• _Instruction_
Pictures do not belong in your copy. Repeat all the other data exactly.

[START Data]

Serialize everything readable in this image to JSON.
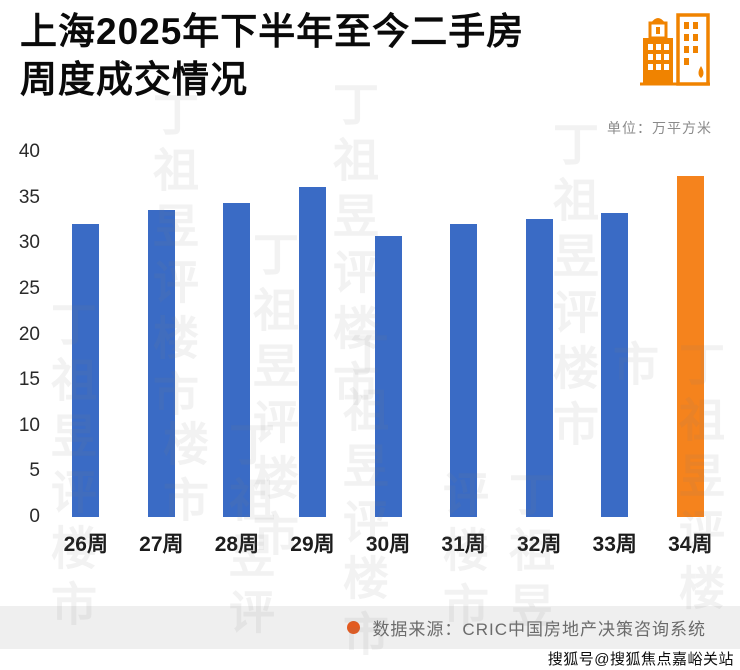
{
  "header": {
    "title_line1": "上海2025年下半年至今二手房",
    "title_line2": "周度成交情况",
    "unit_label": "单位：万平方米"
  },
  "chart_data": {
    "type": "bar",
    "title": "上海2025年下半年至今二手房周度成交情况",
    "ylabel": "万平方米",
    "categories": [
      "26周",
      "27周",
      "28周",
      "29周",
      "30周",
      "31周",
      "32周",
      "33周",
      "34周"
    ],
    "values": [
      32.1,
      33.6,
      34.4,
      36.2,
      30.8,
      32.1,
      32.7,
      33.3,
      37.4
    ],
    "bar_colors": [
      "#3a6bc5",
      "#3a6bc5",
      "#3a6bc5",
      "#3a6bc5",
      "#3a6bc5",
      "#3a6bc5",
      "#3a6bc5",
      "#3a6bc5",
      "#f5831d"
    ],
    "ylim": [
      0,
      40
    ],
    "yticks": [
      40,
      35,
      30,
      25,
      20,
      15,
      10,
      5,
      0
    ],
    "grid": false,
    "legend_position": "none"
  },
  "footer": {
    "bullet_color": "#e35a1f",
    "source_text": "数据来源：CRIC中国房地产决策咨询系统"
  },
  "watermark": {
    "text": "丁祖昱评楼市",
    "sohu_text": "搜狐号@搜狐焦点嘉峪关站"
  },
  "colors": {
    "bar_blue": "#3a6bc5",
    "bar_orange": "#f5831d",
    "icon_orange": "#f08300",
    "footer_bg": "#efefef"
  }
}
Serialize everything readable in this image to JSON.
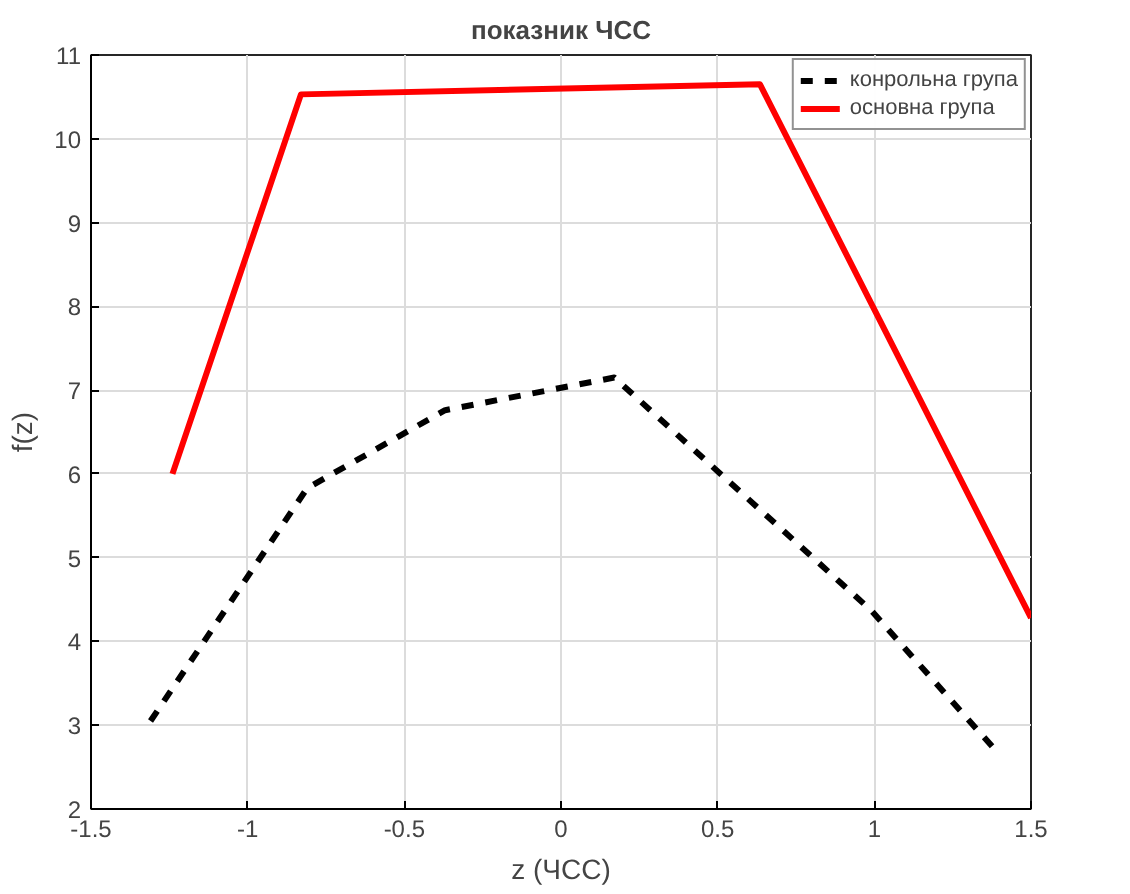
{
  "chart_data": {
    "type": "line",
    "title": "показник ЧСС",
    "xlabel": "z (ЧСС)",
    "ylabel": "f(z)",
    "xlim": [
      -1.5,
      1.5
    ],
    "xticks": [
      -1.5,
      -1,
      -0.5,
      0,
      0.5,
      1,
      1.5
    ],
    "ylim": [
      2,
      11
    ],
    "yticks": [
      2,
      3,
      4,
      5,
      6,
      7,
      8,
      9,
      10,
      11
    ],
    "grid": true,
    "legend": "top right",
    "marker": "none",
    "series": [
      {
        "name": "конрольна група",
        "color": "#000000",
        "line_style": "dashed",
        "x": [
          -1.31,
          -0.81,
          -0.37,
          0.17,
          0.99,
          1.38
        ],
        "values": [
          3.05,
          5.83,
          6.76,
          7.15,
          4.37,
          2.73
        ]
      },
      {
        "name": "основна група",
        "color": "#ff0000",
        "line_style": "solid",
        "x": [
          -1.24,
          -0.83,
          0.635,
          1.5
        ],
        "values": [
          6.0,
          10.53,
          10.65,
          4.28
        ]
      }
    ]
  }
}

[END Data]

• _Complete response_
Serialize everything readable in this image to JSON.
{
  "header": {
    "title_line1": "上海2025年下半年至今二手房",
    "title_line2": "周度成交情况",
    "unit_label": "单位：万平方米"
  },
  "chart_data": {
    "type": "bar",
    "title": "上海2025年下半年至今二手房周度成交情况",
    "ylabel": "万平方米",
    "categories": [
      "26周",
      "27周",
      "28周",
      "29周",
      "30周",
      "31周",
      "32周",
      "33周",
      "34周"
    ],
    "values": [
      32.1,
      33.6,
      34.4,
      36.2,
      30.8,
      32.1,
      32.7,
      33.3,
      37.4
    ],
    "bar_colors": [
      "#3a6bc5",
      "#3a6bc5",
      "#3a6bc5",
      "#3a6bc5",
      "#3a6bc5",
      "#3a6bc5",
      "#3a6bc5",
      "#3a6bc5",
      "#f5831d"
    ],
    "ylim": [
      0,
      40
    ],
    "yticks": [
      40,
      35,
      30,
      25,
      20,
      15,
      10,
      5,
      0
    ],
    "grid": false,
    "legend_position": "none"
  },
  "footer": {
    "bullet_color": "#e35a1f",
    "source_text": "数据来源：CRIC中国房地产决策咨询系统"
  },
  "watermark": {
    "text": "丁祖昱评楼市",
    "sohu_text": "搜狐号@搜狐焦点嘉峪关站"
  },
  "colors": {
    "bar_blue": "#3a6bc5",
    "bar_orange": "#f5831d",
    "icon_orange": "#f08300",
    "footer_bg": "#efefef"
  }
}
Serialize everything readable in this image to JSON.
{
  "chart_data": {
    "type": "line",
    "title": "показник ЧСС",
    "xlabel": "z (ЧСС)",
    "ylabel": "f(z)",
    "xlim": [
      -1.5,
      1.5
    ],
    "xticks": [
      -1.5,
      -1,
      -0.5,
      0,
      0.5,
      1,
      1.5
    ],
    "ylim": [
      2,
      11
    ],
    "yticks": [
      2,
      3,
      4,
      5,
      6,
      7,
      8,
      9,
      10,
      11
    ],
    "grid": true,
    "legend": "top right",
    "marker": "none",
    "series": [
      {
        "name": "конрольна група",
        "color": "#000000",
        "line_style": "dashed",
        "x": [
          -1.31,
          -0.81,
          -0.37,
          0.17,
          0.99,
          1.38
        ],
        "values": [
          3.05,
          5.83,
          6.76,
          7.15,
          4.37,
          2.73
        ]
      },
      {
        "name": "основна група",
        "color": "#ff0000",
        "line_style": "solid",
        "x": [
          -1.24,
          -0.83,
          0.635,
          1.5
        ],
        "values": [
          6.0,
          10.53,
          10.65,
          4.28
        ]
      }
    ]
  }
}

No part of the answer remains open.